Supplied data -
══════════════════════════════
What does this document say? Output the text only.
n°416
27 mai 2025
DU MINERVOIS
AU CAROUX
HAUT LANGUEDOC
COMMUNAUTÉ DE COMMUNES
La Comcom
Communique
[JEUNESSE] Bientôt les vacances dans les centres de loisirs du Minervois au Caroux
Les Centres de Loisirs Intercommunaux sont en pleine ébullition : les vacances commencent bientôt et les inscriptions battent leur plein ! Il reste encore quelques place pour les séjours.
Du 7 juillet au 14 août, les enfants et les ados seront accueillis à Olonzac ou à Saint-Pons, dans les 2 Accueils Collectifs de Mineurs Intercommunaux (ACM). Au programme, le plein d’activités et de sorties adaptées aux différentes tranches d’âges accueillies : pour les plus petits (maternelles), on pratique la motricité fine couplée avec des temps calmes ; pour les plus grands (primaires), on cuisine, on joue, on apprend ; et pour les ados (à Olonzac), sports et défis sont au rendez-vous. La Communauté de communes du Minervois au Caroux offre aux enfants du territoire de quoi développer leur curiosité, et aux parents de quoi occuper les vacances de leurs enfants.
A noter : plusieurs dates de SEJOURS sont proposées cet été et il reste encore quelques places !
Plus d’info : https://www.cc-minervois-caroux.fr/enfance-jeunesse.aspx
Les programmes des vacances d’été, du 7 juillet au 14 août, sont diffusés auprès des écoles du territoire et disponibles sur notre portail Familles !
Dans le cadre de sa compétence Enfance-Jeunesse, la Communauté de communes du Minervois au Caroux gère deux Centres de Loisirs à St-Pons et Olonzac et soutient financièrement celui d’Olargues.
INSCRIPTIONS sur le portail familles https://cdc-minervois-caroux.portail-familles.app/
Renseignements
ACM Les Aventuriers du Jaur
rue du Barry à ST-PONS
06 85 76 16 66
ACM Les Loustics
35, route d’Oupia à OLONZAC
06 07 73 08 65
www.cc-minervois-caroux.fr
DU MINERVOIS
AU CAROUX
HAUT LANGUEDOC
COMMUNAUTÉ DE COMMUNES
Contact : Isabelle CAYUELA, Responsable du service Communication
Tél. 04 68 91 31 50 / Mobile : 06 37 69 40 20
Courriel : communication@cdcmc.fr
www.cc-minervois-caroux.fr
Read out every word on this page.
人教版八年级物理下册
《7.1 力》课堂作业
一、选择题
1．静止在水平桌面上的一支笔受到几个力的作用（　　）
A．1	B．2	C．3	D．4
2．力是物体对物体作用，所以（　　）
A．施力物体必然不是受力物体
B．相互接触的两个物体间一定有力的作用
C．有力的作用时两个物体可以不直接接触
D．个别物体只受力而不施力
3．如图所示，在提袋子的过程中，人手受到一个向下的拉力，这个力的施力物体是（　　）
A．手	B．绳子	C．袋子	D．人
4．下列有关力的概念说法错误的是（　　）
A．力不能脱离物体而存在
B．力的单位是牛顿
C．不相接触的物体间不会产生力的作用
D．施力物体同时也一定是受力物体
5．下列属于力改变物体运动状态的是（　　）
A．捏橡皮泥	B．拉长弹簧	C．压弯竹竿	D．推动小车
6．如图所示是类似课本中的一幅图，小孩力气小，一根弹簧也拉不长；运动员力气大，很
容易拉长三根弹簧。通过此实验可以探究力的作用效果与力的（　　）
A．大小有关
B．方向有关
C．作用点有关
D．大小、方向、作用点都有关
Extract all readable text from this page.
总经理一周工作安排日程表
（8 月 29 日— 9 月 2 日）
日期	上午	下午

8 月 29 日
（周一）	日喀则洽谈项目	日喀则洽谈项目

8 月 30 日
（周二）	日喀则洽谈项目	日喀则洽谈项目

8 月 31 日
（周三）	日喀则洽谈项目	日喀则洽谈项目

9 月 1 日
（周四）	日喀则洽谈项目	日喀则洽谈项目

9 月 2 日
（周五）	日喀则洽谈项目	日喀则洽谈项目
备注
══════════════════════════════
Extract all of the data above and output it character for character.

What does this document say? Output the text only.
n°416
27 mai 2025
DU MINERVOIS
AU CAROUX
HAUT LANGUEDOC
COMMUNAUTÉ DE COMMUNES
La Comcom
Communique
[JEUNESSE] Bientôt les vacances dans les centres de loisirs du Minervois au Caroux
Les Centres de Loisirs Intercommunaux sont en pleine ébullition : les vacances commencent bientôt et les inscriptions battent leur plein ! Il reste encore quelques place pour les séjours.
Du 7 juillet au 14 août, les enfants et les ados seront accueillis à Olonzac ou à Saint-Pons, dans les 2 Accueils Collectifs de Mineurs Intercommunaux (ACM). Au programme, le plein d’activités et de sorties adaptées aux différentes tranches d’âges accueillies : pour les plus petits (maternelles), on pratique la motricité fine couplée avec des temps calmes ; pour les plus grands (primaires), on cuisine, on joue, on apprend ; et pour les ados (à Olonzac), sports et défis sont au rendez-vous. La Communauté de communes du Minervois au Caroux offre aux enfants du territoire de quoi développer leur curiosité, et aux parents de quoi occuper les vacances de leurs enfants.
A noter : plusieurs dates de SEJOURS sont proposées cet été et il reste encore quelques places !
Plus d’info : https://www.cc-minervois-caroux.fr/enfance-jeunesse.aspx
Les programmes des vacances d’été, du 7 juillet au 14 août, sont diffusés auprès des écoles du territoire et disponibles sur notre portail Familles !
Dans le cadre de sa compétence Enfance-Jeunesse, la Communauté de communes du Minervois au Caroux gère deux Centres de Loisirs à St-Pons et Olonzac et soutient financièrement celui d’Olargues.
INSCRIPTIONS sur le portail familles https://cdc-minervois-caroux.portail-familles.app/
Renseignements
ACM Les Aventuriers du Jaur
rue du Barry à ST-PONS
06 85 76 16 66
ACM Les Loustics
35, route d’Oupia à OLONZAC
06 07 73 08 65
www.cc-minervois-caroux.fr
DU MINERVOIS
AU CAROUX
HAUT LANGUEDOC
COMMUNAUTÉ DE COMMUNES
Contact : Isabelle CAYUELA, Responsable du service Communication
Tél. 04 68 91 31 50 / Mobile : 06 37 69 40 20
Courriel : communication@cdcmc.fr
www.cc-minervois-caroux.fr
Read out every word on this page.
人教版八年级物理下册
《7.1 力》课堂作业
一、选择题
1．静止在水平桌面上的一支笔受到几个力的作用（　　）
A．1	B．2	C．3	D．4
2．力是物体对物体作用，所以（　　）
A．施力物体必然不是受力物体
B．相互接触的两个物体间一定有力的作用
C．有力的作用时两个物体可以不直接接触
D．个别物体只受力而不施力
3．如图所示，在提袋子的过程中，人手受到一个向下的拉力，这个力的施力物体是（　　）
A．手	B．绳子	C．袋子	D．人
4．下列有关力的概念说法错误的是（　　）
A．力不能脱离物体而存在
B．力的单位是牛顿
C．不相接触的物体间不会产生力的作用
D．施力物体同时也一定是受力物体
5．下列属于力改变物体运动状态的是（　　）
A．捏橡皮泥	B．拉长弹簧	C．压弯竹竿	D．推动小车
6．如图所示是类似课本中的一幅图，小孩力气小，一根弹簧也拉不长；运动员力气大，很
容易拉长三根弹簧。通过此实验可以探究力的作用效果与力的（　　）
A．大小有关
B．方向有关
C．作用点有关
D．大小、方向、作用点都有关
Extract all readable text from this page.
总经理一周工作安排日程表
（8 月 29 日— 9 月 2 日）
日期	上午	下午

8 月 29 日
（周一）	日喀则洽谈项目	日喀则洽谈项目

8 月 30 日
（周二）	日喀则洽谈项目	日喀则洽谈项目

8 月 31 日
（周三）	日喀则洽谈项目	日喀则洽谈项目

9 月 1 日
（周四）	日喀则洽谈项目	日喀则洽谈项目

9 月 2 日
（周五）	日喀则洽谈项目	日喀则洽谈项目
备注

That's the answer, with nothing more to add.